- Instruction:
From the listing below, extract every line in which the word "mean" appears.

- Dataset entries:
↓↓↓
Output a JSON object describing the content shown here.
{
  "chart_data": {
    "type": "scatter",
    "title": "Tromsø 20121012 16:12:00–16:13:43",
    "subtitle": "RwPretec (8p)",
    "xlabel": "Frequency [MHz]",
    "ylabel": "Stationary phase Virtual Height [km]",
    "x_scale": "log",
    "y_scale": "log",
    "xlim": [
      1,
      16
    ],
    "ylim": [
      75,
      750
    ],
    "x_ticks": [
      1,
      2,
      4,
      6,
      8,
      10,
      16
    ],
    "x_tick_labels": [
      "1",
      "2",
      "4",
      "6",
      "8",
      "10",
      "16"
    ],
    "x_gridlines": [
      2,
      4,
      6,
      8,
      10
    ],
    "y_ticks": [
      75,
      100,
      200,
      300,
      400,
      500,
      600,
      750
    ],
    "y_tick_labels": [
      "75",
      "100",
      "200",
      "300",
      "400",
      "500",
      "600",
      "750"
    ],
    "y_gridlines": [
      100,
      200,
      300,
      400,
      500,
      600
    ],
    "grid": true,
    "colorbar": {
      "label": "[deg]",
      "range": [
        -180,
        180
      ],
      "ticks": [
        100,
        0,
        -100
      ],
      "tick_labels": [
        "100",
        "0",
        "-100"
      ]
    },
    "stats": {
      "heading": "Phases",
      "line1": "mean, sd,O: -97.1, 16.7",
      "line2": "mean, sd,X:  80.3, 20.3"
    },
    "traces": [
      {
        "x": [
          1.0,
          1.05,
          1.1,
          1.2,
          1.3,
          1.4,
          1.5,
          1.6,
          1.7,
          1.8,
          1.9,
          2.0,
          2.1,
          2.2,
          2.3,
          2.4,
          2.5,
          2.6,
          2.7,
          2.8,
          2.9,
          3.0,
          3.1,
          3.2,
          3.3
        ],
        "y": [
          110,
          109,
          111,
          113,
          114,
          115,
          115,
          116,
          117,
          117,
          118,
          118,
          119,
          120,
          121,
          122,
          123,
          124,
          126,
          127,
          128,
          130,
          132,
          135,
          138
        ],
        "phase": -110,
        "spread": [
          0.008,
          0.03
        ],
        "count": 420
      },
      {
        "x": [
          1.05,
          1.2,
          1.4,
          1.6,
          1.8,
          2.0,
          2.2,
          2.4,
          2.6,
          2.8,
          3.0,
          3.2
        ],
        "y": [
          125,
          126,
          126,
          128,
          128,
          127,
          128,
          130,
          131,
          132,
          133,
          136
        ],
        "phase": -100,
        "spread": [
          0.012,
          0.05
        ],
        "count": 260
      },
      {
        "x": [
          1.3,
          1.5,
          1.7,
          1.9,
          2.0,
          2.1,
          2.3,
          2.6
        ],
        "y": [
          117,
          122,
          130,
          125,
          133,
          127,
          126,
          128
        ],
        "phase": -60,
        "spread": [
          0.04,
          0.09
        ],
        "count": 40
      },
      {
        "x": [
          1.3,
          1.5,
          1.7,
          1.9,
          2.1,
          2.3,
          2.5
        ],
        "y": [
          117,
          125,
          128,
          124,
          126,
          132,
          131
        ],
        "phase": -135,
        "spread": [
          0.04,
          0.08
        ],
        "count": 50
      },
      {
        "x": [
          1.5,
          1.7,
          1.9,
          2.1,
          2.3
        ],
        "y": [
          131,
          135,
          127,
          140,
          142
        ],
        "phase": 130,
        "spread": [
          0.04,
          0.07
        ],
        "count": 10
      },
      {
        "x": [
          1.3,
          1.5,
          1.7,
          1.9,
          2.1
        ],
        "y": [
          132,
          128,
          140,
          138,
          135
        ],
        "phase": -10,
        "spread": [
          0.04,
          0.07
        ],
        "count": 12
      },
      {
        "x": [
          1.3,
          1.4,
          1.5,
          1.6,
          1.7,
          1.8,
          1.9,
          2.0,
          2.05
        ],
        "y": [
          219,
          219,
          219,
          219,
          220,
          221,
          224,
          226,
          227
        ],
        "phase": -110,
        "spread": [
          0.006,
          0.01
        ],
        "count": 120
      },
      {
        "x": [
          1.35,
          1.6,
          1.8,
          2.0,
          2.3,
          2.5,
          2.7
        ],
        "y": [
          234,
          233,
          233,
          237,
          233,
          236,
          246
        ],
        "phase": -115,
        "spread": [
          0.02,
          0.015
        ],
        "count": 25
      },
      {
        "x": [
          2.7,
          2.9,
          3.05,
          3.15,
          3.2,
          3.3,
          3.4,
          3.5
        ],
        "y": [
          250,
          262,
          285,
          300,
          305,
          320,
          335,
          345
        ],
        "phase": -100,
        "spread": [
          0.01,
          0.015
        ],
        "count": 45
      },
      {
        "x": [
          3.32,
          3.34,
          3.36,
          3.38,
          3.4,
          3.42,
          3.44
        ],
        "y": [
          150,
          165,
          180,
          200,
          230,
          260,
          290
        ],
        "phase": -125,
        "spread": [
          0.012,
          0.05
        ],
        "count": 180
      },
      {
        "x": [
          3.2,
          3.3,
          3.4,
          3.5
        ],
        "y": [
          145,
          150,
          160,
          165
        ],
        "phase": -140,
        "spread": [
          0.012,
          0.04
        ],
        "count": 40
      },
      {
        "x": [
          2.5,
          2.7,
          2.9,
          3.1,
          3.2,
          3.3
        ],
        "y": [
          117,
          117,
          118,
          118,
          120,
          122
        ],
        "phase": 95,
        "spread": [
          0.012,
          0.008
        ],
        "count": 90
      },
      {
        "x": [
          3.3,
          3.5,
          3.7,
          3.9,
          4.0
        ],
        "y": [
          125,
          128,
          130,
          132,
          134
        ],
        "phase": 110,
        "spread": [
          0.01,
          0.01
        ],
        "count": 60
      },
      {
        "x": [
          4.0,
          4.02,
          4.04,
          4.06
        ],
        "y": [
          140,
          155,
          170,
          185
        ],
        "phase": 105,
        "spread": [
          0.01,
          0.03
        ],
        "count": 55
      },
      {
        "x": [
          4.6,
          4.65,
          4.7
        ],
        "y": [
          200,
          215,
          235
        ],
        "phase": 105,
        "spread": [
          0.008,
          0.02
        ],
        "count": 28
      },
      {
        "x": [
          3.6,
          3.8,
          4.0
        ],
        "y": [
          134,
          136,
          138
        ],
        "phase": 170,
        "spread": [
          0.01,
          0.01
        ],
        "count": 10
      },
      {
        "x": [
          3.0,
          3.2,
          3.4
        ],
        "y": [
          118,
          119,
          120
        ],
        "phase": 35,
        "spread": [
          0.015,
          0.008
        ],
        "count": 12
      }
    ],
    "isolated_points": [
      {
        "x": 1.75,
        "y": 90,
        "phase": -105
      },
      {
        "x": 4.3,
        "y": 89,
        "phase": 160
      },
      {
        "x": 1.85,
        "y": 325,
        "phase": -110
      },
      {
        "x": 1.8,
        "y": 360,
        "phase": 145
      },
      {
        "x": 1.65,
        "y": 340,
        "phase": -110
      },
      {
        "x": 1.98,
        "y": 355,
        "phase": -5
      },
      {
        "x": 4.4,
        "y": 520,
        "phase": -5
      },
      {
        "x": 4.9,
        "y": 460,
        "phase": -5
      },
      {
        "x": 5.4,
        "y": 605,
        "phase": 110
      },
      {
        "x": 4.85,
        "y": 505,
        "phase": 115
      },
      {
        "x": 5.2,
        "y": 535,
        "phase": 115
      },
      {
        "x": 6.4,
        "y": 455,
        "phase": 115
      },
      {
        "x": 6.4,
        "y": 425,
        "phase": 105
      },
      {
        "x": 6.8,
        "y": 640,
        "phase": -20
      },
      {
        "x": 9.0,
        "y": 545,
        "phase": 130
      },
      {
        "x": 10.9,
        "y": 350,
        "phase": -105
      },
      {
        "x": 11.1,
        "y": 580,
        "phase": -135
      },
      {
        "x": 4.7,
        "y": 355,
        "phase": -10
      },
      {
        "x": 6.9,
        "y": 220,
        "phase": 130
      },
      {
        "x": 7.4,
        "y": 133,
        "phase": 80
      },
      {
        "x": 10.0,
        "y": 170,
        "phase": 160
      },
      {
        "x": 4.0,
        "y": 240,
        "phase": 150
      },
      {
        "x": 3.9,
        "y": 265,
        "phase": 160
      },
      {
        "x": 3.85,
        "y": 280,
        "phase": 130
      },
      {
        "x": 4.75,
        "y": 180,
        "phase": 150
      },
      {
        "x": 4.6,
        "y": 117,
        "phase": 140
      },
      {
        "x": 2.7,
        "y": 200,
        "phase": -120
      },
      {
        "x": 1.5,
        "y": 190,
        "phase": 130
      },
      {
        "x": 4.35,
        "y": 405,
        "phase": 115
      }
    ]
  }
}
↑↑↑
- Task answer:
      "line1": "mean, sd,O: -97.1, 16.7",
      "line2": "mean, sd,X:  80.3, 20.3"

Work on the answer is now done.